* **Recorded data**:
..........
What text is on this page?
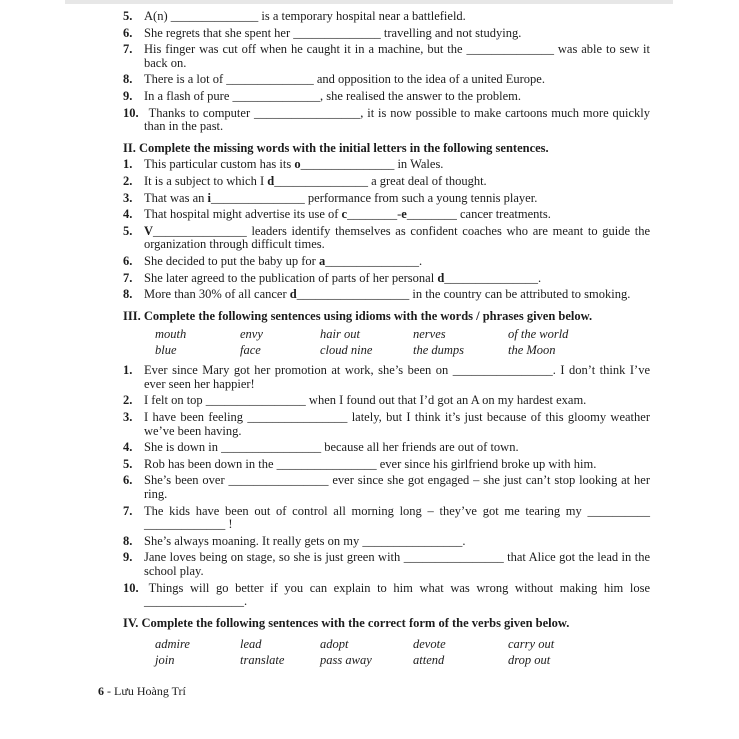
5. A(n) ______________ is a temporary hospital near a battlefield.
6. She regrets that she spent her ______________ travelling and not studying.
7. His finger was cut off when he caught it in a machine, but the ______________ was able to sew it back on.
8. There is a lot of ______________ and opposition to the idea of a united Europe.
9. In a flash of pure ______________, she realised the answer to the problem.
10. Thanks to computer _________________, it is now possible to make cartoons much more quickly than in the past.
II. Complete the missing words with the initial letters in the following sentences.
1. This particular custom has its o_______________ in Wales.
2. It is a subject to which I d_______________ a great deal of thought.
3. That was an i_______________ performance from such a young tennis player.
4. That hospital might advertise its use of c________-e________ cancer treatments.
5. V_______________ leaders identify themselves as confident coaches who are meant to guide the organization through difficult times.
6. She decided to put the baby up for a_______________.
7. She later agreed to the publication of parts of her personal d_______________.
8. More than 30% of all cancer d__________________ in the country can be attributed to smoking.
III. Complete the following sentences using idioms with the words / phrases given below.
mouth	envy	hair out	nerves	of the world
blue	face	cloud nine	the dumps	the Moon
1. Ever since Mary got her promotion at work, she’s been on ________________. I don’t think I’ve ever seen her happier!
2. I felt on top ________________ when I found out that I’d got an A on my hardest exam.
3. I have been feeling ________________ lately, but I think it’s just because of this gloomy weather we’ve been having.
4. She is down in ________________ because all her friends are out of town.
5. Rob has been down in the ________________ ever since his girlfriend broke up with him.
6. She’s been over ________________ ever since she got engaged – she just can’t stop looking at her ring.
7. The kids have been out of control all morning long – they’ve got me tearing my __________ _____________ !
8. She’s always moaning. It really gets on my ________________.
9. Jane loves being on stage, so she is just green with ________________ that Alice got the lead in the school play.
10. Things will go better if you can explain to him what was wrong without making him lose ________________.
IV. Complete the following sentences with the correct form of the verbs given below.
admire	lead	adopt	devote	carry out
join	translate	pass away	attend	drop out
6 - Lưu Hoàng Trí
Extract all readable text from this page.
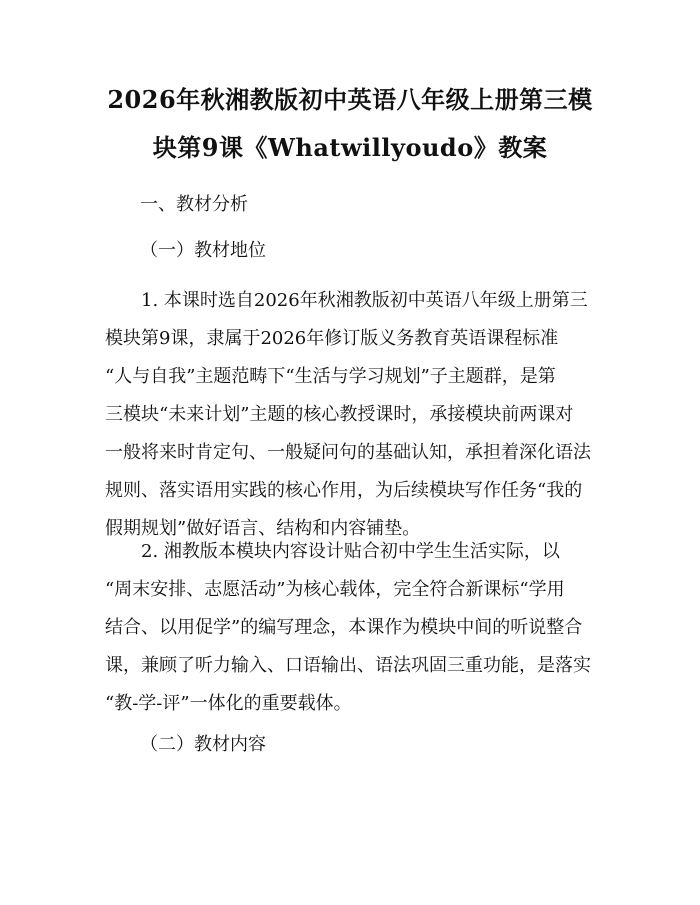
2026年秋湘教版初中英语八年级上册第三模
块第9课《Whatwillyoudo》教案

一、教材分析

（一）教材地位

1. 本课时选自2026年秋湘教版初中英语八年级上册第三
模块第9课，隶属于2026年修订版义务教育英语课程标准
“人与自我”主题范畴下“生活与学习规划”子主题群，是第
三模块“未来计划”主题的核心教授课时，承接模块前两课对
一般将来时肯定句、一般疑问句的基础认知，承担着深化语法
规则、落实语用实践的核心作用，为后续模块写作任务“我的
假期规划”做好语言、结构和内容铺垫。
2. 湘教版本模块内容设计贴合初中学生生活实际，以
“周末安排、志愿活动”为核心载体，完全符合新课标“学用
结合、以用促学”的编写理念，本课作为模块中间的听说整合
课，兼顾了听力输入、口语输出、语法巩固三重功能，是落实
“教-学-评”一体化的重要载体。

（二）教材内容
..........
* **SHORT TASK**: Reproduce every record above exactly, but leave out the pictures.

* **CORRECT OUTPUT**:
What text is on this page?
5. A(n) ______________ is a temporary hospital near a battlefield.
6. She regrets that she spent her ______________ travelling and not studying.
7. His finger was cut off when he caught it in a machine, but the ______________ was able to sew it back on.
8. There is a lot of ______________ and opposition to the idea of a united Europe.
9. In a flash of pure ______________, she realised the answer to the problem.
10. Thanks to computer _________________, it is now possible to make cartoons much more quickly than in the past.
II. Complete the missing words with the initial letters in the following sentences.
1. This particular custom has its o_______________ in Wales.
2. It is a subject to which I d_______________ a great deal of thought.
3. That was an i_______________ performance from such a young tennis player.
4. That hospital might advertise its use of c________-e________ cancer treatments.
5. V_______________ leaders identify themselves as confident coaches who are meant to guide the organization through difficult times.
6. She decided to put the baby up for a_______________.
7. She later agreed to the publication of parts of her personal d_______________.
8. More than 30% of all cancer d__________________ in the country can be attributed to smoking.
III. Complete the following sentences using idioms with the words / phrases given below.
mouth	envy	hair out	nerves	of the world
blue	face	cloud nine	the dumps	the Moon
1. Ever since Mary got her promotion at work, she’s been on ________________. I don’t think I’ve ever seen her happier!
2. I felt on top ________________ when I found out that I’d got an A on my hardest exam.
3. I have been feeling ________________ lately, but I think it’s just because of this gloomy weather we’ve been having.
4. She is down in ________________ because all her friends are out of town.
5. Rob has been down in the ________________ ever since his girlfriend broke up with him.
6. She’s been over ________________ ever since she got engaged – she just can’t stop looking at her ring.
7. The kids have been out of control all morning long – they’ve got me tearing my __________ _____________ !
8. She’s always moaning. It really gets on my ________________.
9. Jane loves being on stage, so she is just green with ________________ that Alice got the lead in the school play.
10. Things will go better if you can explain to him what was wrong without making him lose ________________.
IV. Complete the following sentences with the correct form of the verbs given below.
admire	lead	adopt	devote	carry out
join	translate	pass away	attend	drop out
6 - Lưu Hoàng Trí
Extract all readable text from this page.
2026年秋湘教版初中英语八年级上册第三模
块第9课《Whatwillyoudo》教案

一、教材分析

（一）教材地位

1. 本课时选自2026年秋湘教版初中英语八年级上册第三
模块第9课，隶属于2026年修订版义务教育英语课程标准
“人与自我”主题范畴下“生活与学习规划”子主题群，是第
三模块“未来计划”主题的核心教授课时，承接模块前两课对
一般将来时肯定句、一般疑问句的基础认知，承担着深化语法
规则、落实语用实践的核心作用，为后续模块写作任务“我的
假期规划”做好语言、结构和内容铺垫。
2. 湘教版本模块内容设计贴合初中学生生活实际，以
“周末安排、志愿活动”为核心载体，完全符合新课标“学用
结合、以用促学”的编写理念，本课作为模块中间的听说整合
课，兼顾了听力输入、口语输出、语法巩固三重功能，是落实
“教-学-评”一体化的重要载体。

（二）教材内容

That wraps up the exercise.